STATED GOAL:
Identify the lines that contain the string "Категорія", then copy each of them.

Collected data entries
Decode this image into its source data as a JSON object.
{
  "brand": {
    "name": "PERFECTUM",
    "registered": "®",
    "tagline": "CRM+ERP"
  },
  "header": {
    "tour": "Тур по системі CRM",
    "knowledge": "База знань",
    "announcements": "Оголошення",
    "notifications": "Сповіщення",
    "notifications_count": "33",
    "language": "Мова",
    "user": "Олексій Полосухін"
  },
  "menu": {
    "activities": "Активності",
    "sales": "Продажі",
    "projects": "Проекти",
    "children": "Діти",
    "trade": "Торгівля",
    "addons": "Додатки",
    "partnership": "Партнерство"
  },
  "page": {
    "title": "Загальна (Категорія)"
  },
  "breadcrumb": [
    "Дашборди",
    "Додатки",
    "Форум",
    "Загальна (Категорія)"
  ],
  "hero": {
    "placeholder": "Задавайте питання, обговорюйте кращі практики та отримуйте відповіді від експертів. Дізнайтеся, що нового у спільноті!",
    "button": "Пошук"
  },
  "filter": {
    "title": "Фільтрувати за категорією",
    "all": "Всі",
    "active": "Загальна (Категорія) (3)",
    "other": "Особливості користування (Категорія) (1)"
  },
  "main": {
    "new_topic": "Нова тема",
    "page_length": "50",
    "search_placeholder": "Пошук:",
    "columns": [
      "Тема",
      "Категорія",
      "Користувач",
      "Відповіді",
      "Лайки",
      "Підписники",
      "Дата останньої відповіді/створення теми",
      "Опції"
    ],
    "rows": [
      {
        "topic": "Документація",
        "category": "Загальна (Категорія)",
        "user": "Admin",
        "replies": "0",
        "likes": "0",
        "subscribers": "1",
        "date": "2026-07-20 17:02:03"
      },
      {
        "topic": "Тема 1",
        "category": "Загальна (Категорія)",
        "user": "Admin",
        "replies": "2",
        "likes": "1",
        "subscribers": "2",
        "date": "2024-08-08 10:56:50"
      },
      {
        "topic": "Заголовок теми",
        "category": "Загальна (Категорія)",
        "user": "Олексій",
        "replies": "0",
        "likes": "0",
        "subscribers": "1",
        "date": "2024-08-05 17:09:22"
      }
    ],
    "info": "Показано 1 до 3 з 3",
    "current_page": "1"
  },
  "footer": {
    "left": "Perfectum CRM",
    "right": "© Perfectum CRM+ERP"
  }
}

TASK RESPONSE:
    "title": "Загальна (Категорія)"
    "Загальна (Категорія)"
    "active": "Загальна (Категорія) (3)",
    "other": "Особливості користування (Категорія) (1)"
      "Категорія",
        "category": "Загальна (Категорія)",
        "category": "Загальна (Категорія)",
        "category": "Загальна (Категорія)",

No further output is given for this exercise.